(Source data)
>>>

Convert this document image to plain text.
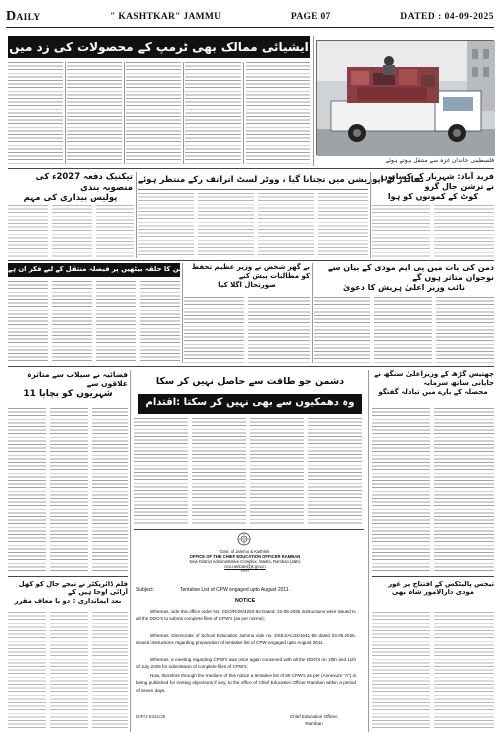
DAILY	" KASHTKAR" JAMMU	PAGE 07	DATED : 04-09-2025
ایشیائی ممالک بھی ٹرمپ کے محصولات کی زد میں
فلسطینی خاندان غزہ سے منتقل ہوتے ہوئے
تیکنیک دفعہ 2027ء کی منصوبہ بندی
پولیس بیداری کی مہم
تنتاندر لے اپوزیشن میں تجتانا گیا ، ووٹر لسٹ اتراتف رکے منتظر ہوئے
فرید آباد: شہریار کے کسانوں نے ترشن جال گرو
کوٹ کے کمونوں کو ہوا
الکیشن کا حلقہ بیٹھیں پر فیصلہ منتقل کے لیے فکر ان ہے
بے گھر شخص نے وزیر عظیم تحفظ کو مطالبات پیش کیے
صورتحال اگلا کیا
دمن کی بات میں پی ایم مودی کے بیان سے نوجوان متاثر ہوں گے
نائب وزیر اعلیٰ ہریش کا دعویٰ
فضائیہ نے سیلاب سے متاثرہ علاقوں سے
11 شہریوں کو بچایا
دشمن جو طاقت سے حاصل نہیں کر سکا
وہ دھمکیوں سے بھی نہیں کر سکتا :اقتدام
چھتیس گڑھ کے وزیراعلیٰ سنگھ نے جاپانی ساتھ سرمایہ
محصلہ کے بارے میں تبادلہ گفتگو
فلم ڈائریکٹر نے تیجے جال کو کھل آرائی اوجا ہیں کے
بعد ایمانداری : دو یا معاف مقرر
تیجس پالیٹکس کے افتتاح پر غور
مودی دارالامور شاہ بھی
Govt. of Jammu & Kashmir,
OFFICE OF THE CHIEF EDUCATION OFFICER RAMBAN
New District Administrative Complex, Maitra, Ramban (J&K)
ceo.ramban@jk.gov.in
*****
Subject:	Tentative List of CPW engaged upto August 2011.
NOTICE
Whereas, vide this office order No: CEO/R/25/4253-63 Dated: 22-05-2025 instructions were issued to all the DDO's to submit complete files of CPW's (as per norms);
Whereas, Directorate of School Education Jammu vide no. DSEJ/Accts/1641-58 dated 03.05.2025, issued instructions regarding preparation of tentative list of CPW engaged upto August 2011.
Whereas, a meeting regarding CPW's was once again convened with all the DDO's on 10th and 11th of July 2025 for submission of complete files of CPW's;
Now, therefore through the medium of this notice a tentative list of 89 CPW's as per (Annexure "A") is being published for inviting objections if any, to the office of Chief Education Officer Ramban within a period of seven days.
Chief Education Officer,
Ramban
DIP/J-5341/25
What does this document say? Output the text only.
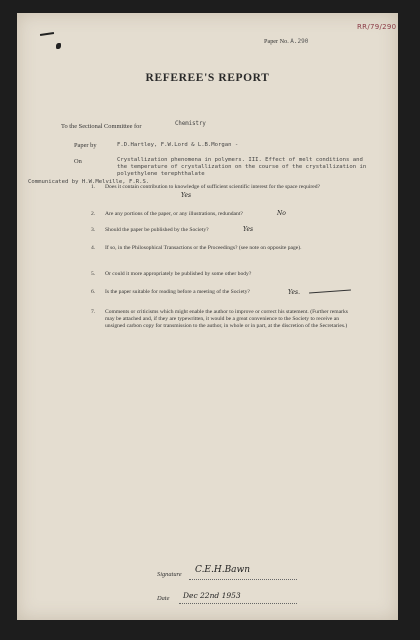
RR/79/290
Paper No. A.290
REFEREE'S REPORT
To the Sectional Committee for	Chemistry
Paper by	F.D.Hartley, F.W.Lord & L.B.Morgan -
On	Crystallization phenomena in polymers. III. Effect of melt conditions and
the temperature of crystallization on the course of the crystallization in
polyethylene terephthalate
Communicated by H.W.Melville, F.R.S.
1. Does it contain contribution to knowledge of sufficient scientific interest for the space required?
Yes
2. Are any portions of the paper, or any illustrations, redundant?	No
3. Should the paper be published by the Society?	Yes
4. If so, in the Philosophical Transactions or the Proceedings? (see note on opposite page).
5. Or could it more appropriately be published by some other body?
6. Is the paper suitable for reading before a meeting of the Society?	Yes.
7. Comments or criticisms which might enable the author to improve or correct his statement. (Further remarks may be attached and, if they are typewritten, it would be a great convenience to the Society to receive an unsigned carbon copy for transmission to the author, in whole or in part, at the discretion of the Secretaries.)
Signature C.E.H.Bawn
Date Dec 22nd 1953
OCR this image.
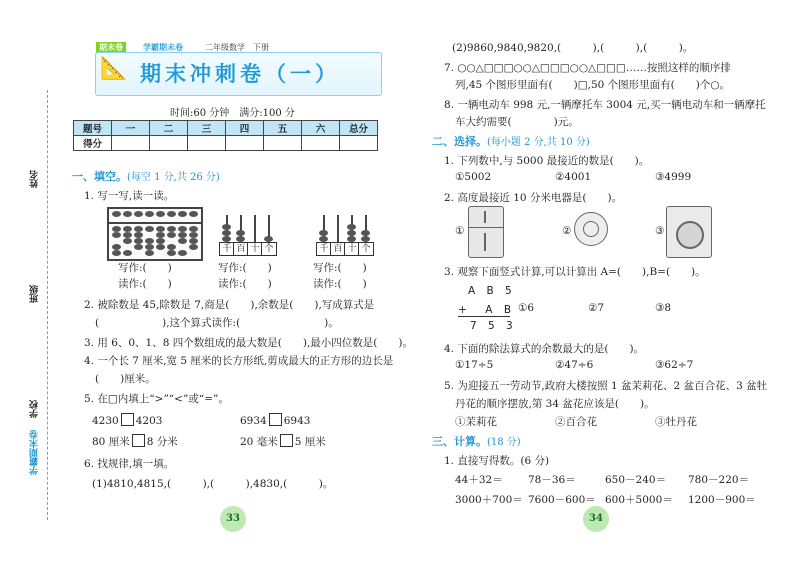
姓名
班级
学校
学霸期末卷
期末卷	学霸期末卷	二年级数学 下册
📐 期末冲刺卷（一）
时间:60 分钟　满分:100 分
题号	一	二	三	四	五	六	总分
得分							
一、填空。(每空 1 分,共 26 分)
1. 写一写,读一读。
千 百 十 个	千 百 十 个
写作:(　　)
读作:(　　)
写作:(　　)
读作:(　　)
写作:(　　)
读作:(　　)
2. 被除数是 45,除数是 7,商是(　　),余数是(　　),写成算式是
(　　　　　　),这个算式读作:(　　　　　　　　)。
3. 用 6、0、1、8 四个数组成的最大数是(　　),最小四位数是(　　)。
4. 一个长 7 厘米,宽 5 厘米的长方形纸,剪成最大的正方形的边长是
(　　)厘米。
5. 在□内填上“>”“<”或“=”。
4230 4203	6934 6943
80 厘米 8 分米	20 毫米 5 厘米
6. 找规律,填一填。
(1)4810,4815,(　　　),(　　　),4830,(　　　)。
33
(2)9860,9840,9820,(　　　),(　　　),(　　　)。
7. ○○△□□□○○△□□□○○△□□□……按照这样的顺序排
列,45 个图形里面有(　　)□,50 个图形里面有(　　)个○。
8. 一辆电动车 998 元,一辆摩托车 3004 元,买一辆电动车和一辆摩托
车大约需要(　　　　)元。
二、选择。(每小题 2 分,共 10 分)
1. 下列数中,与 5000 最接近的数是(　　)。
①5002	②4001	③4999
2. 高度最接近 10 分米电器是(　　)。
①	②	③
3. 观察下面竖式计算,可以计算出 A=(　　),B=(　　)。
A B 5
+　A B
7 5 3
①6	②7	③8
4. 下面的除法算式的余数最大的是(　　)。
①17÷5	②47÷6	③62÷7
5. 为迎接五一劳动节,政府大楼按照 1 盆茉莉花、2 盆百合花、3 盆牡
丹花的顺序摆放,第 34 盆花应该是(　　)。
①茉莉花	②百合花	③牡丹花
三、计算。(18 分)
1. 直接写得数。(6 分)
44＋32＝ 78－36＝	650－240＝ 780－220＝
3000＋700＝ 7600－600＝ 600＋5000＝ 1200－900＝
34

<<<

What you need to do: Repeat the preceding records precisely, and leave every picture out of the copy.

Answer to the exercise:
Convert this document image to plain text.
DAILY	" KASHTKAR" JAMMU	PAGE 07	DATED : 04-09-2025
ایشیائی ممالک بھی ٹرمپ کے محصولات کی زد میں
فلسطینی خاندان غزہ سے منتقل ہوتے ہوئے
تیکنیک دفعہ 2027ء کی منصوبہ بندی
پولیس بیداری کی مہم
تنتاندر لے اپوزیشن میں تجتانا گیا ، ووٹر لسٹ اتراتف رکے منتظر ہوئے
فرید آباد: شہریار کے کسانوں نے ترشن جال گرو
کوٹ کے کمونوں کو ہوا
الکیشن کا حلقہ بیٹھیں پر فیصلہ منتقل کے لیے فکر ان ہے
بے گھر شخص نے وزیر عظیم تحفظ کو مطالبات پیش کیے
صورتحال اگلا کیا
دمن کی بات میں پی ایم مودی کے بیان سے نوجوان متاثر ہوں گے
نائب وزیر اعلیٰ ہریش کا دعویٰ
فضائیہ نے سیلاب سے متاثرہ علاقوں سے
11 شہریوں کو بچایا
دشمن جو طاقت سے حاصل نہیں کر سکا
وہ دھمکیوں سے بھی نہیں کر سکتا :اقتدام
چھتیس گڑھ کے وزیراعلیٰ سنگھ نے جاپانی ساتھ سرمایہ
محصلہ کے بارے میں تبادلہ گفتگو
فلم ڈائریکٹر نے تیجے جال کو کھل آرائی اوجا ہیں کے
بعد ایمانداری : دو یا معاف مقرر
تیجس پالیٹکس کے افتتاح پر غور
مودی دارالامور شاہ بھی
Govt. of Jammu & Kashmir,
OFFICE OF THE CHIEF EDUCATION OFFICER RAMBAN
New District Administrative Complex, Maitra, Ramban (J&K)
ceo.ramban@jk.gov.in
*****
Subject:	Tentative List of CPW engaged upto August 2011.
NOTICE
Whereas, vide this office order No: CEO/R/25/4253-63 Dated: 22-05-2025 instructions were issued to all the DDO's to submit complete files of CPW's (as per norms);
Whereas, Directorate of School Education Jammu vide no. DSEJ/Accts/1641-58 dated 03.05.2025, issued instructions regarding preparation of tentative list of CPW engaged upto August 2011.
Whereas, a meeting regarding CPW's was once again convened with all the DDO's on 10th and 11th of July 2025 for submission of complete files of CPW's;
Now, therefore through the medium of this notice a tentative list of 89 CPW's as per (Annexure "A") is being published for inviting objections if any, to the office of Chief Education Officer Ramban within a period of seven days.
Chief Education Officer,
Ramban
DIP/J-5341/25
What does this document say? Output the text only.
RR/79/290
Paper No. A.290
REFEREE'S REPORT
To the Sectional Committee for	Chemistry
Paper by	F.D.Hartley, F.W.Lord & L.B.Morgan -
On	Crystallization phenomena in polymers. III. Effect of melt conditions and
the temperature of crystallization on the course of the crystallization in
polyethylene terephthalate
Communicated by H.W.Melville, F.R.S.
1. Does it contain contribution to knowledge of sufficient scientific interest for the space required?
Yes
2. Are any portions of the paper, or any illustrations, redundant?	No
3. Should the paper be published by the Society?	Yes
4. If so, in the Philosophical Transactions or the Proceedings? (see note on opposite page).
5. Or could it more appropriately be published by some other body?
6. Is the paper suitable for reading before a meeting of the Society?	Yes.
7. Comments or criticisms which might enable the author to improve or correct his statement. (Further remarks may be attached and, if they are typewritten, it would be a great convenience to the Society to receive an unsigned carbon copy for transmission to the author, in whole or in part, at the discretion of the Secretaries.)
Signature C.E.H.Bawn
Date Dec 22nd 1953
OCR this image.
姓名
班级
学校
学霸期末卷
期末卷	学霸期末卷	二年级数学 下册
📐 期末冲刺卷（一）
时间:60 分钟　满分:100 分
题号	一	二	三	四	五	六	总分
得分							
一、填空。(每空 1 分,共 26 分)
1. 写一写,读一读。
千 百 十 个	千 百 十 个
写作:(　　)
读作:(　　)
写作:(　　)
读作:(　　)
写作:(　　)
读作:(　　)
2. 被除数是 45,除数是 7,商是(　　),余数是(　　),写成算式是
(　　　　　　),这个算式读作:(　　　　　　　　)。
3. 用 6、0、1、8 四个数组成的最大数是(　　),最小四位数是(　　)。
4. 一个长 7 厘米,宽 5 厘米的长方形纸,剪成最大的正方形的边长是
(　　)厘米。
5. 在□内填上“>”“<”或“=”。
4230 4203	6934 6943
80 厘米 8 分米	20 毫米 5 厘米
6. 找规律,填一填。
(1)4810,4815,(　　　),(　　　),4830,(　　　)。
33
(2)9860,9840,9820,(　　　),(　　　),(　　　)。
7. ○○△□□□○○△□□□○○△□□□……按照这样的顺序排
列,45 个图形里面有(　　)□,50 个图形里面有(　　)个○。
8. 一辆电动车 998 元,一辆摩托车 3004 元,买一辆电动车和一辆摩托
车大约需要(　　　　)元。
二、选择。(每小题 2 分,共 10 分)
1. 下列数中,与 5000 最接近的数是(　　)。
①5002	②4001	③4999
2. 高度最接近 10 分米电器是(　　)。
①	②	③
3. 观察下面竖式计算,可以计算出 A=(　　),B=(　　)。
A B 5
+　A B
7 5 3
①6	②7	③8
4. 下面的除法算式的余数最大的是(　　)。
①17÷5	②47÷6	③62÷7
5. 为迎接五一劳动节,政府大楼按照 1 盆茉莉花、2 盆百合花、3 盆牡
丹花的顺序摆放,第 34 盆花应该是(　　)。
①茉莉花	②百合花	③牡丹花
三、计算。(18 分)
1. 直接写得数。(6 分)
44＋32＝ 78－36＝	650－240＝ 780－220＝
3000＋700＝ 7600－600＝ 600＋5000＝ 1200－900＝
34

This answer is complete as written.